In the entries below, find the lines with the word "liên" and copy them.

───── RECORDS SUPPLIED

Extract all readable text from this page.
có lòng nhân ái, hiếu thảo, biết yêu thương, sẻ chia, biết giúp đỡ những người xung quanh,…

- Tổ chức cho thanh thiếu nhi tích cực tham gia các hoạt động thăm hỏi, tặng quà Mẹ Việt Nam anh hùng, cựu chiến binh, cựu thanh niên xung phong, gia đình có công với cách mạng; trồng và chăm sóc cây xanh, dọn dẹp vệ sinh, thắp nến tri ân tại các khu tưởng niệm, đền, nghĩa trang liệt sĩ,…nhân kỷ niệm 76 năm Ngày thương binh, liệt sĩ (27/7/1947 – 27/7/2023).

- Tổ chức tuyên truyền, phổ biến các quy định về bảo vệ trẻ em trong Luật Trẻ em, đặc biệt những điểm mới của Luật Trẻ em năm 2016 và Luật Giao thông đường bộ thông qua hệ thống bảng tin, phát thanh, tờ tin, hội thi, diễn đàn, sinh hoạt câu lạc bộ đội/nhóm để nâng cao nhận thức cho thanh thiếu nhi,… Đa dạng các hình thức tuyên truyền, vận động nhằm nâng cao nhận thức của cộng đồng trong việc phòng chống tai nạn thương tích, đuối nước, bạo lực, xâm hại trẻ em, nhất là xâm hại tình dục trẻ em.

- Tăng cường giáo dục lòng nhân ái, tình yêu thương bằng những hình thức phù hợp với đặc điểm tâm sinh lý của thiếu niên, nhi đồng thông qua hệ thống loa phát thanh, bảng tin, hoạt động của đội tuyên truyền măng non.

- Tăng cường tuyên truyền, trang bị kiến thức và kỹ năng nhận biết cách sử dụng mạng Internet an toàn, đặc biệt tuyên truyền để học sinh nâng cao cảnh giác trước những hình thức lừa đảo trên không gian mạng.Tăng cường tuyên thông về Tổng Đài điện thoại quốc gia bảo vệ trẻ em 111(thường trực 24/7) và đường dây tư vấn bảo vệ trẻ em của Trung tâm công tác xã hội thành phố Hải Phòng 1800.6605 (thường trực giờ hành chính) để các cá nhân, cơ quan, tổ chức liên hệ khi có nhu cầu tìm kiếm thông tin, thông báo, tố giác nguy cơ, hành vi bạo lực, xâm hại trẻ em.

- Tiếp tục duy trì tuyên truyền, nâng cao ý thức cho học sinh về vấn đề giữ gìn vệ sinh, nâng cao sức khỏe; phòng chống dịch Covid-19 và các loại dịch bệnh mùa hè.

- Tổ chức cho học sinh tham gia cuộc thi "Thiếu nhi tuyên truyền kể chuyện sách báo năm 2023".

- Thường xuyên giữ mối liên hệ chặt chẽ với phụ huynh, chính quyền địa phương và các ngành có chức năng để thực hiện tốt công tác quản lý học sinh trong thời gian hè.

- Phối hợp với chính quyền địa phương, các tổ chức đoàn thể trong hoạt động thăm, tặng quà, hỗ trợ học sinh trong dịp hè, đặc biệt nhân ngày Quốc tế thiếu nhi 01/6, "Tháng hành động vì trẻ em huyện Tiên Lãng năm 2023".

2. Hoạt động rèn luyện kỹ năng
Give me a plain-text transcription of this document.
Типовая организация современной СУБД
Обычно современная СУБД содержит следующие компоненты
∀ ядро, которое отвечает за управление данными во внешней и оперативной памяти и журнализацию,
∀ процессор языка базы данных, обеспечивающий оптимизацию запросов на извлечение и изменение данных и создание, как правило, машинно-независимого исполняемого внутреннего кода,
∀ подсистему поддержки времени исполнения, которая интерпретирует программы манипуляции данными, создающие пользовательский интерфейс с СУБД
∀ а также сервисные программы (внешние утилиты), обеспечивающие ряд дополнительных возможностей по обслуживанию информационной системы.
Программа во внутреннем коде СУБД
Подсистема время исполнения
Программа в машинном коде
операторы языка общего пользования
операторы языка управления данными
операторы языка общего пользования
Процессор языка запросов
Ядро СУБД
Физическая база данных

──────────

FULL OUTPUT
- Tăng cường tuyên truyền, trang bị kiến thức và kỹ năng nhận biết cách sử dụng mạng Internet an toàn, đặc biệt tuyên truyền để học sinh nâng cao cảnh giác trước những hình thức lừa đảo trên không gian mạng.Tăng cường tuyên thông về Tổng Đài điện thoại quốc gia bảo vệ trẻ em 111(thường trực 24/7) và đường dây tư vấn bảo vệ trẻ em của Trung tâm công tác xã hội thành phố Hải Phòng 1800.6605 (thường trực giờ hành chính) để các cá nhân, cơ quan, tổ chức liên hệ khi có nhu cầu tìm kiếm thông tin, thông báo, tố giác nguy cơ, hành vi bạo lực, xâm hại trẻ em.
- Thường xuyên giữ mối liên hệ chặt chẽ với phụ huynh, chính quyền địa phương và các ngành có chức năng để thực hiện tốt công tác quản lý học sinh trong thời gian hè.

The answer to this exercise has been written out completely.